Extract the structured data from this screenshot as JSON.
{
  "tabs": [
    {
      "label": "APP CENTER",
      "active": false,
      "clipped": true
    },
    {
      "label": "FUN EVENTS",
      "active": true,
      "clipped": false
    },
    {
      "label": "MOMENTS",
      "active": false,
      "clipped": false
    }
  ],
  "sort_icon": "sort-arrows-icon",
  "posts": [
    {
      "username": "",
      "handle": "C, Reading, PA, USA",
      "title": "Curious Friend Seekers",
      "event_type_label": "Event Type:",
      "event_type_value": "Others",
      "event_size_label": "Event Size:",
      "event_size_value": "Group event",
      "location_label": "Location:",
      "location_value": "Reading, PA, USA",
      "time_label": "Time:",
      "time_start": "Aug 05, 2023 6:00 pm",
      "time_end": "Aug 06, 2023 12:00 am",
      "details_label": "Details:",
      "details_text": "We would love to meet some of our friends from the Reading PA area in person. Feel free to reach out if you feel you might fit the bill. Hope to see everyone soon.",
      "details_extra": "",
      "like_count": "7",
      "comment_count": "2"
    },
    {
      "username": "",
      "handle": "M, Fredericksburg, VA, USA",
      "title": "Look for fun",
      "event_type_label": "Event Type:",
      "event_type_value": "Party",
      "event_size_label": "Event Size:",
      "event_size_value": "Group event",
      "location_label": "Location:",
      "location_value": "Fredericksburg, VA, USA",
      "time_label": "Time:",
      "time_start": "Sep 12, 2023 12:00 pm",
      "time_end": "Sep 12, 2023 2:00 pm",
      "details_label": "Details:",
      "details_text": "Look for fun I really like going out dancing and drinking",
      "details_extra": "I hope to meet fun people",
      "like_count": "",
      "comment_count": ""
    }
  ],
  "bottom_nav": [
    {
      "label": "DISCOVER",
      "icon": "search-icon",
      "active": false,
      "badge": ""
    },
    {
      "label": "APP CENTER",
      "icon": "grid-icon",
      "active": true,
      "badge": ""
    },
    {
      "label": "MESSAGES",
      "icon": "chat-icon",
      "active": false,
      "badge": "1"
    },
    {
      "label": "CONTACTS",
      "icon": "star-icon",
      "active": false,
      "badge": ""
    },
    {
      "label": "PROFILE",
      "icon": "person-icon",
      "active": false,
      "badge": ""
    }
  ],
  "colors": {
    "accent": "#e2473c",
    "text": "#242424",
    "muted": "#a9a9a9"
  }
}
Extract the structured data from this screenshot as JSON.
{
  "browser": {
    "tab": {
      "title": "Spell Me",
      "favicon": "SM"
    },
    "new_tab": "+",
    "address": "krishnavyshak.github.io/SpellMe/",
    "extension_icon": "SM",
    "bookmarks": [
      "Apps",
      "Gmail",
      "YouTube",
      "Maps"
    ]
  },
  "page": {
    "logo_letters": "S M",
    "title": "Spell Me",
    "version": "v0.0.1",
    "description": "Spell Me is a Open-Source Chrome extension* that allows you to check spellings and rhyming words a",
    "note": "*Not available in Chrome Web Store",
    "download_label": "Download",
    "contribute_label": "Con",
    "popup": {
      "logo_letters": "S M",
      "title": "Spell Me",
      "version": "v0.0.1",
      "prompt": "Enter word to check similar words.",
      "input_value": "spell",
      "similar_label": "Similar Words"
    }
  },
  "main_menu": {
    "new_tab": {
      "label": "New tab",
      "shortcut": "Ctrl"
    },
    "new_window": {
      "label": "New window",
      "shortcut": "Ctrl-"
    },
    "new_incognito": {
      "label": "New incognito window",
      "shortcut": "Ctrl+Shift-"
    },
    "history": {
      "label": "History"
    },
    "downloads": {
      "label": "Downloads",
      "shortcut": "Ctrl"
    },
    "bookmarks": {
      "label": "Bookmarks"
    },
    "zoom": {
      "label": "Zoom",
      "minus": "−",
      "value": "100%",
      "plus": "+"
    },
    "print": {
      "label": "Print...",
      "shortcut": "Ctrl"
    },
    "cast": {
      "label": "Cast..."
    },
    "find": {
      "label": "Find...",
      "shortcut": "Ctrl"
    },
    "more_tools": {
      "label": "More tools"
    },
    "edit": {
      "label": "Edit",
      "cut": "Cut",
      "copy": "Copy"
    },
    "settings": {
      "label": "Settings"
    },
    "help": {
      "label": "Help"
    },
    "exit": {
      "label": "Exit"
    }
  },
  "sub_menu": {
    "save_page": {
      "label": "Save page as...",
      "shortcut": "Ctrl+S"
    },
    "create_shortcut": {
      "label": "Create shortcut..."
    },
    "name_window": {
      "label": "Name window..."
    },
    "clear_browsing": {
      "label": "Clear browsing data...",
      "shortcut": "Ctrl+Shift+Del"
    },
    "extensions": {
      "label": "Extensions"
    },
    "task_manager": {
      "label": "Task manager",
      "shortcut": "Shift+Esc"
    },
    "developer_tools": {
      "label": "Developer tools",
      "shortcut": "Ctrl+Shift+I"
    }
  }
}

WHAT TO WORK ON |
Write the listing out again, exactly as it reads.

SOLUTION TO THIS EXERCISE |
Extract the structured data from this screenshot as JSON.
{
  "tabs": [
    {
      "label": "APP CENTER",
      "active": false,
      "clipped": true
    },
    {
      "label": "FUN EVENTS",
      "active": true,
      "clipped": false
    },
    {
      "label": "MOMENTS",
      "active": false,
      "clipped": false
    }
  ],
  "sort_icon": "sort-arrows-icon",
  "posts": [
    {
      "username": "",
      "handle": "C, Reading, PA, USA",
      "title": "Curious Friend Seekers",
      "event_type_label": "Event Type:",
      "event_type_value": "Others",
      "event_size_label": "Event Size:",
      "event_size_value": "Group event",
      "location_label": "Location:",
      "location_value": "Reading, PA, USA",
      "time_label": "Time:",
      "time_start": "Aug 05, 2023 6:00 pm",
      "time_end": "Aug 06, 2023 12:00 am",
      "details_label": "Details:",
      "details_text": "We would love to meet some of our friends from the Reading PA area in person. Feel free to reach out if you feel you might fit the bill. Hope to see everyone soon.",
      "details_extra": "",
      "like_count": "7",
      "comment_count": "2"
    },
    {
      "username": "",
      "handle": "M, Fredericksburg, VA, USA",
      "title": "Look for fun",
      "event_type_label": "Event Type:",
      "event_type_value": "Party",
      "event_size_label": "Event Size:",
      "event_size_value": "Group event",
      "location_label": "Location:",
      "location_value": "Fredericksburg, VA, USA",
      "time_label": "Time:",
      "time_start": "Sep 12, 2023 12:00 pm",
      "time_end": "Sep 12, 2023 2:00 pm",
      "details_label": "Details:",
      "details_text": "Look for fun I really like going out dancing and drinking",
      "details_extra": "I hope to meet fun people",
      "like_count": "",
      "comment_count": ""
    }
  ],
  "bottom_nav": [
    {
      "label": "DISCOVER",
      "icon": "search-icon",
      "active": false,
      "badge": ""
    },
    {
      "label": "APP CENTER",
      "icon": "grid-icon",
      "active": true,
      "badge": ""
    },
    {
      "label": "MESSAGES",
      "icon": "chat-icon",
      "active": false,
      "badge": "1"
    },
    {
      "label": "CONTACTS",
      "icon": "star-icon",
      "active": false,
      "badge": ""
    },
    {
      "label": "PROFILE",
      "icon": "person-icon",
      "active": false,
      "badge": ""
    }
  ],
  "colors": {
    "accent": "#e2473c",
    "text": "#242424",
    "muted": "#a9a9a9"
  }
}
Extract the structured data from this screenshot as JSON.
{
  "browser": {
    "tab": {
      "title": "Spell Me",
      "favicon": "SM"
    },
    "new_tab": "+",
    "address": "krishnavyshak.github.io/SpellMe/",
    "extension_icon": "SM",
    "bookmarks": [
      "Apps",
      "Gmail",
      "YouTube",
      "Maps"
    ]
  },
  "page": {
    "logo_letters": "S M",
    "title": "Spell Me",
    "version": "v0.0.1",
    "description": "Spell Me is a Open-Source Chrome extension* that allows you to check spellings and rhyming words a",
    "note": "*Not available in Chrome Web Store",
    "download_label": "Download",
    "contribute_label": "Con",
    "popup": {
      "logo_letters": "S M",
      "title": "Spell Me",
      "version": "v0.0.1",
      "prompt": "Enter word to check similar words.",
      "input_value": "spell",
      "similar_label": "Similar Words"
    }
  },
  "main_menu": {
    "new_tab": {
      "label": "New tab",
      "shortcut": "Ctrl"
    },
    "new_window": {
      "label": "New window",
      "shortcut": "Ctrl-"
    },
    "new_incognito": {
      "label": "New incognito window",
      "shortcut": "Ctrl+Shift-"
    },
    "history": {
      "label": "History"
    },
    "downloads": {
      "label": "Downloads",
      "shortcut": "Ctrl"
    },
    "bookmarks": {
      "label": "Bookmarks"
    },
    "zoom": {
      "label": "Zoom",
      "minus": "−",
      "value": "100%",
      "plus": "+"
    },
    "print": {
      "label": "Print...",
      "shortcut": "Ctrl"
    },
    "cast": {
      "label": "Cast..."
    },
    "find": {
      "label": "Find...",
      "shortcut": "Ctrl"
    },
    "more_tools": {
      "label": "More tools"
    },
    "edit": {
      "label": "Edit",
      "cut": "Cut",
      "copy": "Copy"
    },
    "settings": {
      "label": "Settings"
    },
    "help": {
      "label": "Help"
    },
    "exit": {
      "label": "Exit"
    }
  },
  "sub_menu": {
    "save_page": {
      "label": "Save page as...",
      "shortcut": "Ctrl+S"
    },
    "create_shortcut": {
      "label": "Create shortcut..."
    },
    "name_window": {
      "label": "Name window..."
    },
    "clear_browsing": {
      "label": "Clear browsing data...",
      "shortcut": "Ctrl+Shift+Del"
    },
    "extensions": {
      "label": "Extensions"
    },
    "task_manager": {
      "label": "Task manager",
      "shortcut": "Shift+Esc"
    },
    "developer_tools": {
      "label": "Developer tools",
      "shortcut": "Ctrl+Shift+I"
    }
  }
}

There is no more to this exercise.